▸ **Aim of the exercise**
Write out the complete material exactly as it stands.

▸ **Materials provided**
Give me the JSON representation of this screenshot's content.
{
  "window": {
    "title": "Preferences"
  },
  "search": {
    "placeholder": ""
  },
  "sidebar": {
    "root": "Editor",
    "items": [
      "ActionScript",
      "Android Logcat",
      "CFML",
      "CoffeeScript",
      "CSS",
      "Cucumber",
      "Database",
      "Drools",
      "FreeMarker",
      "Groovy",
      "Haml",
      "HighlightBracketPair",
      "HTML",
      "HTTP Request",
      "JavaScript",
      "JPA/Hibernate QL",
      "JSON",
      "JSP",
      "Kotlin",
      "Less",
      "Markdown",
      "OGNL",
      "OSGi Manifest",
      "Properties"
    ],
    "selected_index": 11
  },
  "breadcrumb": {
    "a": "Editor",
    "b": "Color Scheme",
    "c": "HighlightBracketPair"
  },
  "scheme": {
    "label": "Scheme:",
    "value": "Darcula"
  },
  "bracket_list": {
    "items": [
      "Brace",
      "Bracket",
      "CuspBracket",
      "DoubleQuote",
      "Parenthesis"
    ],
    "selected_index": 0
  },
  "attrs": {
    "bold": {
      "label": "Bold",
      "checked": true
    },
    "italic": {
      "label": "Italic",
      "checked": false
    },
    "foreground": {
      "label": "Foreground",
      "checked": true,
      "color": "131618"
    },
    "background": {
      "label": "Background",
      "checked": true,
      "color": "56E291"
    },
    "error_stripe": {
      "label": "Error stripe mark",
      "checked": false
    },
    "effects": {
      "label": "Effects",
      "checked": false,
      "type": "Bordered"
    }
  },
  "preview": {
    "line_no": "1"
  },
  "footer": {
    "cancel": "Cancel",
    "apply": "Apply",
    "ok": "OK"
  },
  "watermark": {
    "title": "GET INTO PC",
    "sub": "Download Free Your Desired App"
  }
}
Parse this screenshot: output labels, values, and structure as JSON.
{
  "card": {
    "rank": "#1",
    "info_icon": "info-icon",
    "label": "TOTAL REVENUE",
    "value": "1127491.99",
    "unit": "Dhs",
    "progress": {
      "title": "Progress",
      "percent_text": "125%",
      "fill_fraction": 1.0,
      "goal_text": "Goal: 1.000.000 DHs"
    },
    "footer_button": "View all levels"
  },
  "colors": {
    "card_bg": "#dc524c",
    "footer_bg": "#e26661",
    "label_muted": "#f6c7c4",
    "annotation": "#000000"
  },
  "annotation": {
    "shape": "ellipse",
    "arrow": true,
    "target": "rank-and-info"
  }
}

▸ **Solution to this exercise**
Give me the JSON representation of this screenshot's content.
{
  "window": {
    "title": "Preferences"
  },
  "search": {
    "placeholder": ""
  },
  "sidebar": {
    "root": "Editor",
    "items": [
      "ActionScript",
      "Android Logcat",
      "CFML",
      "CoffeeScript",
      "CSS",
      "Cucumber",
      "Database",
      "Drools",
      "FreeMarker",
      "Groovy",
      "Haml",
      "HighlightBracketPair",
      "HTML",
      "HTTP Request",
      "JavaScript",
      "JPA/Hibernate QL",
      "JSON",
      "JSP",
      "Kotlin",
      "Less",
      "Markdown",
      "OGNL",
      "OSGi Manifest",
      "Properties"
    ],
    "selected_index": 11
  },
  "breadcrumb": {
    "a": "Editor",
    "b": "Color Scheme",
    "c": "HighlightBracketPair"
  },
  "scheme": {
    "label": "Scheme:",
    "value": "Darcula"
  },
  "bracket_list": {
    "items": [
      "Brace",
      "Bracket",
      "CuspBracket",
      "DoubleQuote",
      "Parenthesis"
    ],
    "selected_index": 0
  },
  "attrs": {
    "bold": {
      "label": "Bold",
      "checked": true
    },
    "italic": {
      "label": "Italic",
      "checked": false
    },
    "foreground": {
      "label": "Foreground",
      "checked": true,
      "color": "131618"
    },
    "background": {
      "label": "Background",
      "checked": true,
      "color": "56E291"
    },
    "error_stripe": {
      "label": "Error stripe mark",
      "checked": false
    },
    "effects": {
      "label": "Effects",
      "checked": false,
      "type": "Bordered"
    }
  },
  "preview": {
    "line_no": "1"
  },
  "footer": {
    "cancel": "Cancel",
    "apply": "Apply",
    "ok": "OK"
  },
  "watermark": {
    "title": "GET INTO PC",
    "sub": "Download Free Your Desired App"
  }
}
Parse this screenshot: output labels, values, and structure as JSON.
{
  "card": {
    "rank": "#1",
    "info_icon": "info-icon",
    "label": "TOTAL REVENUE",
    "value": "1127491.99",
    "unit": "Dhs",
    "progress": {
      "title": "Progress",
      "percent_text": "125%",
      "fill_fraction": 1.0,
      "goal_text": "Goal: 1.000.000 DHs"
    },
    "footer_button": "View all levels"
  },
  "colors": {
    "card_bg": "#dc524c",
    "footer_bg": "#e26661",
    "label_muted": "#f6c7c4",
    "annotation": "#000000"
  },
  "annotation": {
    "shape": "ellipse",
    "arrow": true,
    "target": "rank-and-info"
  }
}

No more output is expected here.